====== Stored data ======
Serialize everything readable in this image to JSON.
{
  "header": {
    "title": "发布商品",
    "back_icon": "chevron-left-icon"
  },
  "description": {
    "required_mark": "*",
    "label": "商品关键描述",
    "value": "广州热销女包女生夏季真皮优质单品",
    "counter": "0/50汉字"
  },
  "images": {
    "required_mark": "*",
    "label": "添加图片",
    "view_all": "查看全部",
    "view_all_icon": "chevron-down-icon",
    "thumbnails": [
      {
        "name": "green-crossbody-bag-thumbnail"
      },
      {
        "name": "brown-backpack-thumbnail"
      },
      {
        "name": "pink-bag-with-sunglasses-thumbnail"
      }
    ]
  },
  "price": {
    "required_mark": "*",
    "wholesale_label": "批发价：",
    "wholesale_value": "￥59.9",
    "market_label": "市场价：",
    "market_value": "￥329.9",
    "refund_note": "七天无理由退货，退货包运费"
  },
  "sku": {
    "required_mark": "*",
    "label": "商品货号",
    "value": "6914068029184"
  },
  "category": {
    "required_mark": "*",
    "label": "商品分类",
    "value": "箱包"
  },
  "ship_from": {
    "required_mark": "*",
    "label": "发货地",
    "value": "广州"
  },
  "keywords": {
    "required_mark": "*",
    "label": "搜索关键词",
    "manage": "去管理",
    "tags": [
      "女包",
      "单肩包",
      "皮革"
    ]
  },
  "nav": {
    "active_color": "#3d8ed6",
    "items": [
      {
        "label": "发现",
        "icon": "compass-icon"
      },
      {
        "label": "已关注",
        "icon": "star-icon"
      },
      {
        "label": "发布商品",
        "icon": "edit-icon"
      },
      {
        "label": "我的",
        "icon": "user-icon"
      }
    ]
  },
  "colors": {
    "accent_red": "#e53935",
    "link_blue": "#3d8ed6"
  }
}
======
Exercise instructions:
Search the listing above for the string "icon". Copy every line that contains it.

Full response:
    "back_icon": "chevron-left-icon"
    "view_all_icon": "chevron-down-icon",
        "icon": "compass-icon"
        "icon": "star-icon"
        "icon": "edit-icon"
        "icon": "user-icon"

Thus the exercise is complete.